== Supplied entries

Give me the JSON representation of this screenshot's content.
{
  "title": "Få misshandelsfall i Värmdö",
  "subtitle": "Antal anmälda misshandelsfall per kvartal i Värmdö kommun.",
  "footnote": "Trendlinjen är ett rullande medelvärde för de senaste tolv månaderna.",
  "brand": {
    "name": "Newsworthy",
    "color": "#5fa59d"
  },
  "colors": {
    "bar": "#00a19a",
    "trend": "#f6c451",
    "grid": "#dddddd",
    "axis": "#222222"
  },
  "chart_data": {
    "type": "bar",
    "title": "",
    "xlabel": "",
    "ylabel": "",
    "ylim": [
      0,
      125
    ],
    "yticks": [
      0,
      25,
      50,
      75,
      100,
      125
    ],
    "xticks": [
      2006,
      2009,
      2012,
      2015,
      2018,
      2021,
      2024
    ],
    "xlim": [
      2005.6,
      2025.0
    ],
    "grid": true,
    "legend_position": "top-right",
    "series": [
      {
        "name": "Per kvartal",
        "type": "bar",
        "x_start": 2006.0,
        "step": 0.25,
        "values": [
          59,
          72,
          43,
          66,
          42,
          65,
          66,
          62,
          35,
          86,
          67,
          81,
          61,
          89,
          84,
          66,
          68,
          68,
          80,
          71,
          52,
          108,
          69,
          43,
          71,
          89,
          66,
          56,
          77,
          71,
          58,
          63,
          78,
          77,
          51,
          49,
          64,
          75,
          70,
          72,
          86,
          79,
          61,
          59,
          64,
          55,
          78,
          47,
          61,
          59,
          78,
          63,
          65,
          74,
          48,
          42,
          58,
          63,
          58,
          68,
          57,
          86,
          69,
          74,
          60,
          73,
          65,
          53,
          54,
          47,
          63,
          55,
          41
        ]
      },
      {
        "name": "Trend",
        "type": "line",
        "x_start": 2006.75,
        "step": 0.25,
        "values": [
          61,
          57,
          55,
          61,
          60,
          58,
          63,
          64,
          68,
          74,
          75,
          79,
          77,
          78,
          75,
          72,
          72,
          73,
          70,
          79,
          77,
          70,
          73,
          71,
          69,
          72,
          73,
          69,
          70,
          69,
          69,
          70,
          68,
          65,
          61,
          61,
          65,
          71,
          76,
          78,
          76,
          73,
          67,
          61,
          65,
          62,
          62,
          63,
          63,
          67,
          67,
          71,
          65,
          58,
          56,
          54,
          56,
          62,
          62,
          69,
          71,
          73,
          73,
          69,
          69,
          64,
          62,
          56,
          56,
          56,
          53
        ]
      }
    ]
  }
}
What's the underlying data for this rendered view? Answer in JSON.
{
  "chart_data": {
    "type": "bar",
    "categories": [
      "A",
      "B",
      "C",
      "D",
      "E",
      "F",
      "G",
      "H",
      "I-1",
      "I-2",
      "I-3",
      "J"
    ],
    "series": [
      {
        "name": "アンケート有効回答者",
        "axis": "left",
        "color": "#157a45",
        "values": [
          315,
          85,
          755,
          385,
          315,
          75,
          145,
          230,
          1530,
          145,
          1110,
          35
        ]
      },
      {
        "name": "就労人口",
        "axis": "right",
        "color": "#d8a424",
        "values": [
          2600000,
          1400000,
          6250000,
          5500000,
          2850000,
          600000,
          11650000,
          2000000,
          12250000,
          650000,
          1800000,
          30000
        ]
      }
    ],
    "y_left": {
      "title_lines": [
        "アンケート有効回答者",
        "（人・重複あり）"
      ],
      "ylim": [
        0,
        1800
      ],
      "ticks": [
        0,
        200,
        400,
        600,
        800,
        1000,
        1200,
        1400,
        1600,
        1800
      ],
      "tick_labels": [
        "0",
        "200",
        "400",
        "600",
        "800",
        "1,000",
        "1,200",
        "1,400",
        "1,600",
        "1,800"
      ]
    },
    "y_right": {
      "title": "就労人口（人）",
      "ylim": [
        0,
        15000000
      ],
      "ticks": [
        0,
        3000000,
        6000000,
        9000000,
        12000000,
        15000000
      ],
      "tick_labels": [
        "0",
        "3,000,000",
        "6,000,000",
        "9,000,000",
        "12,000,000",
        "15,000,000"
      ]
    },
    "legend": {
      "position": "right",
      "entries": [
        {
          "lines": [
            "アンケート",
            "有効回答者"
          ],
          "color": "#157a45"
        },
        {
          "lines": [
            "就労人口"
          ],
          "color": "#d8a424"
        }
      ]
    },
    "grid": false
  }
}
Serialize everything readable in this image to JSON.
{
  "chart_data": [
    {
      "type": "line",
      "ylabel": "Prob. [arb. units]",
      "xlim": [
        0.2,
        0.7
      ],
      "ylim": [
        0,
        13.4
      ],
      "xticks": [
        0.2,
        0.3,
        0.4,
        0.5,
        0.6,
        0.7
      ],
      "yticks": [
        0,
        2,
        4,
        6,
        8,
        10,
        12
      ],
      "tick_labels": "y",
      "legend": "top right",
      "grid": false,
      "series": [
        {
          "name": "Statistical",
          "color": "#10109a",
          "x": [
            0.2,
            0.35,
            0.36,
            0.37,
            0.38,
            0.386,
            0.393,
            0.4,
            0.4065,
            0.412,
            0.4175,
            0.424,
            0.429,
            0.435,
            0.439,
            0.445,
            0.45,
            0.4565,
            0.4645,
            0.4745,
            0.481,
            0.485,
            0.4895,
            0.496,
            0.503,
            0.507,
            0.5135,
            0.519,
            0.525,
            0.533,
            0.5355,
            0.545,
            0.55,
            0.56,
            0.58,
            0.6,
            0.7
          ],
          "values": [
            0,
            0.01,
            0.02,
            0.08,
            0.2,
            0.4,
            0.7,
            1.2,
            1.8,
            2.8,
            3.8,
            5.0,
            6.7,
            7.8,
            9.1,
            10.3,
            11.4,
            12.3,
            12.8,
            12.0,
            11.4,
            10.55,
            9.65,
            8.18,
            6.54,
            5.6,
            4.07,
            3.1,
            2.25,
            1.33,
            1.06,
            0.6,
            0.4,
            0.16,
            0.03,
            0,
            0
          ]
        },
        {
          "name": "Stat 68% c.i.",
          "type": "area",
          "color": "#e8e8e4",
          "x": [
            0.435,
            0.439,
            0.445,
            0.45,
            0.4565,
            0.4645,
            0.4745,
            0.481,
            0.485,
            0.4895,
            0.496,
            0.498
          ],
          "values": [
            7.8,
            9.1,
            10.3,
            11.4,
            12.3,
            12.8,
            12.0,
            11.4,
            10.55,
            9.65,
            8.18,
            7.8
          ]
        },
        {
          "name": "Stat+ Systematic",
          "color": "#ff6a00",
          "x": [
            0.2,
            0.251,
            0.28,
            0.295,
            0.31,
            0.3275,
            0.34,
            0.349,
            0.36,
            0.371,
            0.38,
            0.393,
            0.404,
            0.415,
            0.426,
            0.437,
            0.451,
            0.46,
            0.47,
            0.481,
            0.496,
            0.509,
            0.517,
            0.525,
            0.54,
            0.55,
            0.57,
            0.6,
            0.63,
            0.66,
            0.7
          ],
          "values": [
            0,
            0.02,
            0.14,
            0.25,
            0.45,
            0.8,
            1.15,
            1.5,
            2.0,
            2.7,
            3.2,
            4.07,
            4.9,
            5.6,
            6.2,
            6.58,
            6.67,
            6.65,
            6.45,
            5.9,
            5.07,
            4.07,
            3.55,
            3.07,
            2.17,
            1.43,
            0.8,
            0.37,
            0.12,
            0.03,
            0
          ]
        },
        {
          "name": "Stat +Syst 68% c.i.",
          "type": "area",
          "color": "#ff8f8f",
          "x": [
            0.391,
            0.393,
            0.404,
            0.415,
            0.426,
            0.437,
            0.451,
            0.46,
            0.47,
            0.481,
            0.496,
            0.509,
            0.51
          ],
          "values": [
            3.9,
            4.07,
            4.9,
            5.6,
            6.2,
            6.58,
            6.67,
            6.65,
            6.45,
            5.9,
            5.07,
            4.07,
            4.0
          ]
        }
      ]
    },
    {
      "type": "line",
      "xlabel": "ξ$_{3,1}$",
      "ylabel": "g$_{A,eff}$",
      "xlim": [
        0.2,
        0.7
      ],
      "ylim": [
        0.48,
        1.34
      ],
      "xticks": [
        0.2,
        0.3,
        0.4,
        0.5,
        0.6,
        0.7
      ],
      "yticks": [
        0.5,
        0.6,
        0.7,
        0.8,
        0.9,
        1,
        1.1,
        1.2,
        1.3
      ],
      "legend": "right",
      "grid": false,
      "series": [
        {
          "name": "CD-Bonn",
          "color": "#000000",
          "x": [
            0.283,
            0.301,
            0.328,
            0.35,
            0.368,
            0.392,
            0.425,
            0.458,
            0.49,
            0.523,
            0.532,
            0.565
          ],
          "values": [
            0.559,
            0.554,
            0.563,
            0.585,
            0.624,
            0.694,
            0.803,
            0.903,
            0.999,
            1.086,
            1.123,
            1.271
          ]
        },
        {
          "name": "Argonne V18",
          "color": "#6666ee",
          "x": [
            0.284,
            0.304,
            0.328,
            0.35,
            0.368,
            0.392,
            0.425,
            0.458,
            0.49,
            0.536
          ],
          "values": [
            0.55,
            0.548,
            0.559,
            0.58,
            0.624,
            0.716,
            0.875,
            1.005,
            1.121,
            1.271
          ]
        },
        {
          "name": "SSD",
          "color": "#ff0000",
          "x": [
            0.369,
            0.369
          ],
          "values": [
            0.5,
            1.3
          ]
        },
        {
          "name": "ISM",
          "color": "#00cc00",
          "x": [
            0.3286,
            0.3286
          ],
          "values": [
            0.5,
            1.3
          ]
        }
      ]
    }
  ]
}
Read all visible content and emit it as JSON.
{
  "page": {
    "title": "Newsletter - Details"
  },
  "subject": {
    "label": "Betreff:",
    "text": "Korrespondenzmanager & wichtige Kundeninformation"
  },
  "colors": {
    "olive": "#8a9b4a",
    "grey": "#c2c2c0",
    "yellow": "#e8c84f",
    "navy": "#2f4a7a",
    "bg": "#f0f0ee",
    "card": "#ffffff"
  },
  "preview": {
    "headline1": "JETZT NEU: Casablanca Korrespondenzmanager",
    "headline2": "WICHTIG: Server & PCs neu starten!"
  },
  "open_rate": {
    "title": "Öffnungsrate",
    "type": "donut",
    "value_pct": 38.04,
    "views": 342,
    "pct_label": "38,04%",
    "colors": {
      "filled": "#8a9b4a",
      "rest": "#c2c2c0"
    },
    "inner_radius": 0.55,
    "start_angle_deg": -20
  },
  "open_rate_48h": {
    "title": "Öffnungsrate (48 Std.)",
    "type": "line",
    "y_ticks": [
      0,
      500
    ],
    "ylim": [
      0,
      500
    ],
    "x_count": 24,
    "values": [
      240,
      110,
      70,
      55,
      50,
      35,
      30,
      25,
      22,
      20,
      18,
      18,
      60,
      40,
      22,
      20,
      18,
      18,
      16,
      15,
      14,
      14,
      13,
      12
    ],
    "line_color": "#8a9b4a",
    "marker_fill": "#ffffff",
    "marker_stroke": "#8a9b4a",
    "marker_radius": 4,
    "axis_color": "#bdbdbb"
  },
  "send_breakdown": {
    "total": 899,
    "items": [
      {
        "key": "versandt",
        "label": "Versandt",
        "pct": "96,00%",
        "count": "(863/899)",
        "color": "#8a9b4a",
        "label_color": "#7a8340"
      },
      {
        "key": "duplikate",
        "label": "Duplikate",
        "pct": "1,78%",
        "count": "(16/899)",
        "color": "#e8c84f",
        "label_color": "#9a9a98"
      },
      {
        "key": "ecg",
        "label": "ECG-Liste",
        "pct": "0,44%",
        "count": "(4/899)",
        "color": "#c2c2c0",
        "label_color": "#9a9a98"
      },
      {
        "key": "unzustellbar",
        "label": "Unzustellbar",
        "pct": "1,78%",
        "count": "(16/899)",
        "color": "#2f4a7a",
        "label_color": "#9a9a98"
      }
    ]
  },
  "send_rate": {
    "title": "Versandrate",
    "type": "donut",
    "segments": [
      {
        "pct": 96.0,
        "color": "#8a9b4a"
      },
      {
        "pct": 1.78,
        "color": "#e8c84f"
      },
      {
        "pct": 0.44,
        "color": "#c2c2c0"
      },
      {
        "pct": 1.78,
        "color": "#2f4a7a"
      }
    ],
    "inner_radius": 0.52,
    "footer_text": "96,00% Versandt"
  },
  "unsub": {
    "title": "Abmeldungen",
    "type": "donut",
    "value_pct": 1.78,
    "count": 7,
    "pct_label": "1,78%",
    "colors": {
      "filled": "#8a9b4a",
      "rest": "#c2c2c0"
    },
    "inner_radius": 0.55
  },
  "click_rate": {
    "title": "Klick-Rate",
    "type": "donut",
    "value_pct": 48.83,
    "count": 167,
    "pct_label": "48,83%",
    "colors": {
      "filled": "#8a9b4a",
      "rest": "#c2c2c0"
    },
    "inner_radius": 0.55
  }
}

====

What is asked
Lines from the records above that hold "content" are the ones to list.

Correct result
Give me the JSON representation of this screenshot's content.
Read all visible content and emit it as JSON.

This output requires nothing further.